■ EXERCISE DETAILS ■
Each line below is to be written out in full, exactly as shown.
--- --- ---
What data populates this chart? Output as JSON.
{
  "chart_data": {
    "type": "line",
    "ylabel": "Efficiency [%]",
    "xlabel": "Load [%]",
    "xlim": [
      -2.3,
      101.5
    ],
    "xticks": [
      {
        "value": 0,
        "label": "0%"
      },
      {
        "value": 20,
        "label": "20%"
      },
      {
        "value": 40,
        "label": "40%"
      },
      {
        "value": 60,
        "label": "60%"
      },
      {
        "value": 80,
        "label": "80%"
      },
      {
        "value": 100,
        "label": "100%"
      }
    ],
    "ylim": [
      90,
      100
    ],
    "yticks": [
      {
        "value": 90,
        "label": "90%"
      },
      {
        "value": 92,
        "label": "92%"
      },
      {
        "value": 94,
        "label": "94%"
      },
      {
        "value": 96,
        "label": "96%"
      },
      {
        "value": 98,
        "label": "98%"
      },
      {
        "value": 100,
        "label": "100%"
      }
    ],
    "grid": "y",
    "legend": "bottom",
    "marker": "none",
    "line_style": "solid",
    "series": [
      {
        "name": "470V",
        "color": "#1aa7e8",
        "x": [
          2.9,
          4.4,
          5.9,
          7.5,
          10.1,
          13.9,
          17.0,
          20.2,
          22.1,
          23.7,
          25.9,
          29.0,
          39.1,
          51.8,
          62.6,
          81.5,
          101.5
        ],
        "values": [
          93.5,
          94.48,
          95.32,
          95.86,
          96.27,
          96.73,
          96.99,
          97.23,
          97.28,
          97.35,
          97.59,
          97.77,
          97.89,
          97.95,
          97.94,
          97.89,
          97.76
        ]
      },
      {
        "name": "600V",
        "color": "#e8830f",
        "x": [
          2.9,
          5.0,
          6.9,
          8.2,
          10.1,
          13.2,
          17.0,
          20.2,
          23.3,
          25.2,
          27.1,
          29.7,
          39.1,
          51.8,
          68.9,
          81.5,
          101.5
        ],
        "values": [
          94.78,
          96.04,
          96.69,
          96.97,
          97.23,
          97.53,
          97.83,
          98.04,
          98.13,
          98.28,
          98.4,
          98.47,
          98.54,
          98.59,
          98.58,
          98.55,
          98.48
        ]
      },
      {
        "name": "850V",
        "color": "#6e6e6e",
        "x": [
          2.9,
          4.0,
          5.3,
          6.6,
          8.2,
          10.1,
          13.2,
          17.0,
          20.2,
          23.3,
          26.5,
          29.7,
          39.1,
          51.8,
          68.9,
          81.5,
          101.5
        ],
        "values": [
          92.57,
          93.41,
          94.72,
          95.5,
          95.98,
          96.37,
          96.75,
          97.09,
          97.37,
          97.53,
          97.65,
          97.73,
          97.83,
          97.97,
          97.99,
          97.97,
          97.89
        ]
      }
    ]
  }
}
--- --- ---
■ FULL RESPONSE ■
What data populates this chart? Output as JSON.
{
  "chart_data": {
    "type": "line",
    "ylabel": "Efficiency [%]",
    "xlabel": "Load [%]",
    "xlim": [
      -2.3,
      101.5
    ],
    "xticks": [
      {
        "value": 0,
        "label": "0%"
      },
      {
        "value": 20,
        "label": "20%"
      },
      {
        "value": 40,
        "label": "40%"
      },
      {
        "value": 60,
        "label": "60%"
      },
      {
        "value": 80,
        "label": "80%"
      },
      {
        "value": 100,
        "label": "100%"
      }
    ],
    "ylim": [
      90,
      100
    ],
    "yticks": [
      {
        "value": 90,
        "label": "90%"
      },
      {
        "value": 92,
        "label": "92%"
      },
      {
        "value": 94,
        "label": "94%"
      },
      {
        "value": 96,
        "label": "96%"
      },
      {
        "value": 98,
        "label": "98%"
      },
      {
        "value": 100,
        "label": "100%"
      }
    ],
    "grid": "y",
    "legend": "bottom",
    "marker": "none",
    "line_style": "solid",
    "series": [
      {
        "name": "470V",
        "color": "#1aa7e8",
        "x": [
          2.9,
          4.4,
          5.9,
          7.5,
          10.1,
          13.9,
          17.0,
          20.2,
          22.1,
          23.7,
          25.9,
          29.0,
          39.1,
          51.8,
          62.6,
          81.5,
          101.5
        ],
        "values": [
          93.5,
          94.48,
          95.32,
          95.86,
          96.27,
          96.73,
          96.99,
          97.23,
          97.28,
          97.35,
          97.59,
          97.77,
          97.89,
          97.95,
          97.94,
          97.89,
          97.76
        ]
      },
      {
        "name": "600V",
        "color": "#e8830f",
        "x": [
          2.9,
          5.0,
          6.9,
          8.2,
          10.1,
          13.2,
          17.0,
          20.2,
          23.3,
          25.2,
          27.1,
          29.7,
          39.1,
          51.8,
          68.9,
          81.5,
          101.5
        ],
        "values": [
          94.78,
          96.04,
          96.69,
          96.97,
          97.23,
          97.53,
          97.83,
          98.04,
          98.13,
          98.28,
          98.4,
          98.47,
          98.54,
          98.59,
          98.58,
          98.55,
          98.48
        ]
      },
      {
        "name": "850V",
        "color": "#6e6e6e",
        "x": [
          2.9,
          4.0,
          5.3,
          6.6,
          8.2,
          10.1,
          13.2,
          17.0,
          20.2,
          23.3,
          26.5,
          29.7,
          39.1,
          51.8,
          68.9,
          81.5,
          101.5
        ],
        "values": [
          92.57,
          93.41,
          94.72,
          95.5,
          95.98,
          96.37,
          96.75,
          97.09,
          97.37,
          97.53,
          97.65,
          97.73,
          97.83,
          97.97,
          97.99,
          97.97,
          97.89
        ]
      }
    ]
  }
}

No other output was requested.